• **The problem**: Return the entries line for line without any change, beginning with the first line of the entries and stopping after the line that contains "height-unit: Inches Tall [979,433,1060,452]".
>> Start Stored records
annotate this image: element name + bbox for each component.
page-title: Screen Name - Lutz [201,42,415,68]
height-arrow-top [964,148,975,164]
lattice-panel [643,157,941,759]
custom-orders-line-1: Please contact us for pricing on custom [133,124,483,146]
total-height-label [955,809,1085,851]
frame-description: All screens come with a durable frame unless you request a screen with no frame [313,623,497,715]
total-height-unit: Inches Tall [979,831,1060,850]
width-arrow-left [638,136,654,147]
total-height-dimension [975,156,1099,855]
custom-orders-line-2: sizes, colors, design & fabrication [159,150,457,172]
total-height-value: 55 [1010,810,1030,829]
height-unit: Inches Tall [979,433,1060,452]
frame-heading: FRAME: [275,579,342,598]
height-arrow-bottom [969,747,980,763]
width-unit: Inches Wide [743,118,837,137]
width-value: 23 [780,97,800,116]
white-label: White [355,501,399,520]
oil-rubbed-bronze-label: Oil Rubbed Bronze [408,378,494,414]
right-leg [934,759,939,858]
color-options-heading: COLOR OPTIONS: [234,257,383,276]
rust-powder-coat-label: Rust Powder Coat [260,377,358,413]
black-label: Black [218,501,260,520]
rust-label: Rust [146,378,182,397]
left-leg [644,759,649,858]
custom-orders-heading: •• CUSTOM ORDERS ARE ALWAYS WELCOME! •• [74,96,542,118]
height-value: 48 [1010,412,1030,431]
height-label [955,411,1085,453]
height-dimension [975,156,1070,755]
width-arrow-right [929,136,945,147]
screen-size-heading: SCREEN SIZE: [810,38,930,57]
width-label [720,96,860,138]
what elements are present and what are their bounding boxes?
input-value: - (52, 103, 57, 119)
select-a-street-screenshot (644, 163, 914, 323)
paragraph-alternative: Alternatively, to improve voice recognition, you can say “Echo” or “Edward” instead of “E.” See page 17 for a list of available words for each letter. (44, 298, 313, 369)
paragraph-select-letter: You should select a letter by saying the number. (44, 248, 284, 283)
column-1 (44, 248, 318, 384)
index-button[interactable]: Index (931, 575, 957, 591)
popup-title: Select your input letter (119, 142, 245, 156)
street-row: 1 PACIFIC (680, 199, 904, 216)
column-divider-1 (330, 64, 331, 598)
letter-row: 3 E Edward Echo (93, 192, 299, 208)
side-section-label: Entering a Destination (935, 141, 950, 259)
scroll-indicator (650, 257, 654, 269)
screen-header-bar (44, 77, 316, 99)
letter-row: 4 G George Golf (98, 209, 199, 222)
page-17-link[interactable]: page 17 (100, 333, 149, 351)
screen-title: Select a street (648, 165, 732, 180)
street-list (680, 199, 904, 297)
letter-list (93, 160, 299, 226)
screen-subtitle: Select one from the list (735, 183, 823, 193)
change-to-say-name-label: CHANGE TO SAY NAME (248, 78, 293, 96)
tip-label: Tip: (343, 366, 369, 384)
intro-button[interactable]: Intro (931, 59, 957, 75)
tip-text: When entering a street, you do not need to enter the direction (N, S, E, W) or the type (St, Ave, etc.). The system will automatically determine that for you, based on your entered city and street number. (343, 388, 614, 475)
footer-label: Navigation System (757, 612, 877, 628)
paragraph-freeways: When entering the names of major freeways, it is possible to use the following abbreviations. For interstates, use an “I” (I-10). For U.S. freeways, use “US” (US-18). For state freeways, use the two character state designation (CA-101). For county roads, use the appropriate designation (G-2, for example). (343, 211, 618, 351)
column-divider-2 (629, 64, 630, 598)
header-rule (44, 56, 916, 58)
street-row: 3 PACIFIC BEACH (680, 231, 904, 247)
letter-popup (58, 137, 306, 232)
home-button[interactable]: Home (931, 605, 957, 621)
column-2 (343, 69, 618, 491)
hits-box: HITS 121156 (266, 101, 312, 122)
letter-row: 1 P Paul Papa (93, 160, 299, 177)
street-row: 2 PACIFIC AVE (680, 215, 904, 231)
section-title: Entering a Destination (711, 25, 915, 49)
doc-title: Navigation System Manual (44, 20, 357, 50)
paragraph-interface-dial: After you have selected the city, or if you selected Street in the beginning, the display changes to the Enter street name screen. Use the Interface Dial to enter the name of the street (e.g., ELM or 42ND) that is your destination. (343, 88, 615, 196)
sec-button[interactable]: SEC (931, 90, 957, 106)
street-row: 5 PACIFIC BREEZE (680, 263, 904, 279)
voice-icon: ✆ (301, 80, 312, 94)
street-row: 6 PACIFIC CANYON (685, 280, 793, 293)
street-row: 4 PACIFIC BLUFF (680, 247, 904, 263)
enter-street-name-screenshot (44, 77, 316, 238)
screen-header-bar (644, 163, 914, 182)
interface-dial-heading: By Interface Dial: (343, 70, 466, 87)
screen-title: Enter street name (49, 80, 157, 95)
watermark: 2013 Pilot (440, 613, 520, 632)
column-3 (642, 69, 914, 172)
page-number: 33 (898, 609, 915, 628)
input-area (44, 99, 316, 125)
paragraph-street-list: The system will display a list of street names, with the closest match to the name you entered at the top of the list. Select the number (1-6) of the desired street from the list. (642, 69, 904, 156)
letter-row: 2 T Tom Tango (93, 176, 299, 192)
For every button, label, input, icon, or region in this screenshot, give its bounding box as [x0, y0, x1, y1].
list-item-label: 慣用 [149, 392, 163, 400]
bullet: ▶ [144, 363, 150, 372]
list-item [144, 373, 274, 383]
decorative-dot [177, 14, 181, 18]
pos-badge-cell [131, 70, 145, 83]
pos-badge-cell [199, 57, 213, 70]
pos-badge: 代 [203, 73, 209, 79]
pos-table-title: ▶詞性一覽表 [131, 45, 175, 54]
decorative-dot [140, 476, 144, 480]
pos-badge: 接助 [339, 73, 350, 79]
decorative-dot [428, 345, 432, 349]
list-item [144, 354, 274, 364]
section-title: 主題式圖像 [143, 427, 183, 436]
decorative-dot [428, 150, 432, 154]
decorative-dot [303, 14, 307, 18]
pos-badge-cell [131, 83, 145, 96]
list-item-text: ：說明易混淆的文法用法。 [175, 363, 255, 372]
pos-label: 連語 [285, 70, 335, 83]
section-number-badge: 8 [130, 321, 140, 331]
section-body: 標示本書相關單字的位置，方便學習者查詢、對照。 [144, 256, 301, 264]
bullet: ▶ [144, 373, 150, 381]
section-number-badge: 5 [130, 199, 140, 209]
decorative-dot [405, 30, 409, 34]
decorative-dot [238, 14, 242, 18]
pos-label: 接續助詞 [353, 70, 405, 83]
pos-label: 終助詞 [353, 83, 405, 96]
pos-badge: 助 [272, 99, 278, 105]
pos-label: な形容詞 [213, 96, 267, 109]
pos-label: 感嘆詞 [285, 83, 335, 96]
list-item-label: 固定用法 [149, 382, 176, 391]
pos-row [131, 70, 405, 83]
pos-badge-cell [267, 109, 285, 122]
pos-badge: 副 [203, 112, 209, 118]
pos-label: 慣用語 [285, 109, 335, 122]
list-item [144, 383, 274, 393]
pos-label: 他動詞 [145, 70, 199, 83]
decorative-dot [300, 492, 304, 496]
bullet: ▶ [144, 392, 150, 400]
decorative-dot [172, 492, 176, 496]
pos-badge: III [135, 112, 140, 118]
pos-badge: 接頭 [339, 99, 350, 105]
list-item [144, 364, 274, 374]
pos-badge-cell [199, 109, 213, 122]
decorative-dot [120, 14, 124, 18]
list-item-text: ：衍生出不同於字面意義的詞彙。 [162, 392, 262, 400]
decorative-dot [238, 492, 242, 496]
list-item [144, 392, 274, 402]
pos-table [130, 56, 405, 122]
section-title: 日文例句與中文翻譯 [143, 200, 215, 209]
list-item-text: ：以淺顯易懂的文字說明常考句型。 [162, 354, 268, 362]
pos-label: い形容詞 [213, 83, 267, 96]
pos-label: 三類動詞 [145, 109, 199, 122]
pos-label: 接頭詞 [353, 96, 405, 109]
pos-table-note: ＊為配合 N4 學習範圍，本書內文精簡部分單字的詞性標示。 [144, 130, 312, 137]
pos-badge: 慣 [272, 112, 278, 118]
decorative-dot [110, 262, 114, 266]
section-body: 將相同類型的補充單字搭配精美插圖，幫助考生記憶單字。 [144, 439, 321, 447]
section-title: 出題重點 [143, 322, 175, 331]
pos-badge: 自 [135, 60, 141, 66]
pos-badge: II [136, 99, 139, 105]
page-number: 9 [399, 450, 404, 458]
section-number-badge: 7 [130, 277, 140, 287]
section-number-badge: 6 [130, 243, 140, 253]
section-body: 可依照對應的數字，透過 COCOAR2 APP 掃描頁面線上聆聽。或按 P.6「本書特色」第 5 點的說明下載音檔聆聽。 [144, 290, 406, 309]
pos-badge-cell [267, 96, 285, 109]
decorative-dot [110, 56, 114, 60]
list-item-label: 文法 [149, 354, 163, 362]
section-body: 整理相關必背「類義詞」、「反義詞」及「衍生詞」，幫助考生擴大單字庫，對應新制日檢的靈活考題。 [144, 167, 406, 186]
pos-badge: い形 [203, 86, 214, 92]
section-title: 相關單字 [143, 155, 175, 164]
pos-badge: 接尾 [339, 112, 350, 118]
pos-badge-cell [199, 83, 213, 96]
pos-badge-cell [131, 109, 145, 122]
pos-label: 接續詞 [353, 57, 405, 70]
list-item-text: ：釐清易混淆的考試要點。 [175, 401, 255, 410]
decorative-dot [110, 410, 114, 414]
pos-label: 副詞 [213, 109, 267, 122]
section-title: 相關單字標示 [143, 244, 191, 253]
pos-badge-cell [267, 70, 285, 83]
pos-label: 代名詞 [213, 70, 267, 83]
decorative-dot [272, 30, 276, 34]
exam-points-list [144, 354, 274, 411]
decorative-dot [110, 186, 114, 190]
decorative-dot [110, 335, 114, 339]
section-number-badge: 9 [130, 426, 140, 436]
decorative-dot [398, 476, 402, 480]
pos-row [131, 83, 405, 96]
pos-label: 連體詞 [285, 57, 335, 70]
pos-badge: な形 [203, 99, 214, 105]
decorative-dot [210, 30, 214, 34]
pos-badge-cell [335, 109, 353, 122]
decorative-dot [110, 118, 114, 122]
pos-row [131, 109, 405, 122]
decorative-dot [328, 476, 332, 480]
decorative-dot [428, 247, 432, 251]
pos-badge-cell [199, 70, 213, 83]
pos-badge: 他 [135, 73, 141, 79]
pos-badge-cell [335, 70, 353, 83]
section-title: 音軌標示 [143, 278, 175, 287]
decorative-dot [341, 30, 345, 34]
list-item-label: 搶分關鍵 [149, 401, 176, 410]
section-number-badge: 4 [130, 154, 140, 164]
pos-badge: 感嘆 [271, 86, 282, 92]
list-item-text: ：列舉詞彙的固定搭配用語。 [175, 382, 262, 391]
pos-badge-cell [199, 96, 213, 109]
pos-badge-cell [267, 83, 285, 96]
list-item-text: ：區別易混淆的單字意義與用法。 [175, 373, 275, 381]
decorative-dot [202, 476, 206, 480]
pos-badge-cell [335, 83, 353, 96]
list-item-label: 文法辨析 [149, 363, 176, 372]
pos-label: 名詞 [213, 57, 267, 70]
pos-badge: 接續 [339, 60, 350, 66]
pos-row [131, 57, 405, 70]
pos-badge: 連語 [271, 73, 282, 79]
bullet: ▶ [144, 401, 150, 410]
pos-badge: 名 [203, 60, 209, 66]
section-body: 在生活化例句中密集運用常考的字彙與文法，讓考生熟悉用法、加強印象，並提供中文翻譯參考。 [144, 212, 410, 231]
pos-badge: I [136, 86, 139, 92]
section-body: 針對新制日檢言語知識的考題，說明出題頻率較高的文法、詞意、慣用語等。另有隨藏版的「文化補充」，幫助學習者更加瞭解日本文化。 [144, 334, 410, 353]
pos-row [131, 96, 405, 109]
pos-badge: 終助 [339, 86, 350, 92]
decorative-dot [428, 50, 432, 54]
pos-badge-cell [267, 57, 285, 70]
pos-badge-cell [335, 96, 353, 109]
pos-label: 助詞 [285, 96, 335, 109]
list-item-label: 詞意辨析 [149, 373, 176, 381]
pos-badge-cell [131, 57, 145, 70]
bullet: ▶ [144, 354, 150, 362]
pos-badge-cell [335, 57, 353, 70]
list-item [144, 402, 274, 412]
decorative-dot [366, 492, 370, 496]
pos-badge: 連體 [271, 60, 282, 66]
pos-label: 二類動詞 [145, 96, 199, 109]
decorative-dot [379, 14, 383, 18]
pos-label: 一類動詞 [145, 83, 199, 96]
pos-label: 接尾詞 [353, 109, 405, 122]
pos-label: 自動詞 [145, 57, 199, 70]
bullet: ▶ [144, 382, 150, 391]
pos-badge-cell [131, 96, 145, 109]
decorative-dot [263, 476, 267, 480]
>> End Stored records
• **Full answer**:
annotate this image: element name + bbox for each component.
page-title: Screen Name - Lutz [201,42,415,68]
height-arrow-top [964,148,975,164]
lattice-panel [643,157,941,759]
custom-orders-line-1: Please contact us for pricing on custom [133,124,483,146]
total-height-label [955,809,1085,851]
frame-description: All screens come with a durable frame unless you request a screen with no frame [313,623,497,715]
total-height-unit: Inches Tall [979,831,1060,850]
width-arrow-left [638,136,654,147]
total-height-dimension [975,156,1099,855]
custom-orders-line-2: sizes, colors, design & fabrication [159,150,457,172]
total-height-value: 55 [1010,810,1030,829]
height-unit: Inches Tall [979,433,1060,452]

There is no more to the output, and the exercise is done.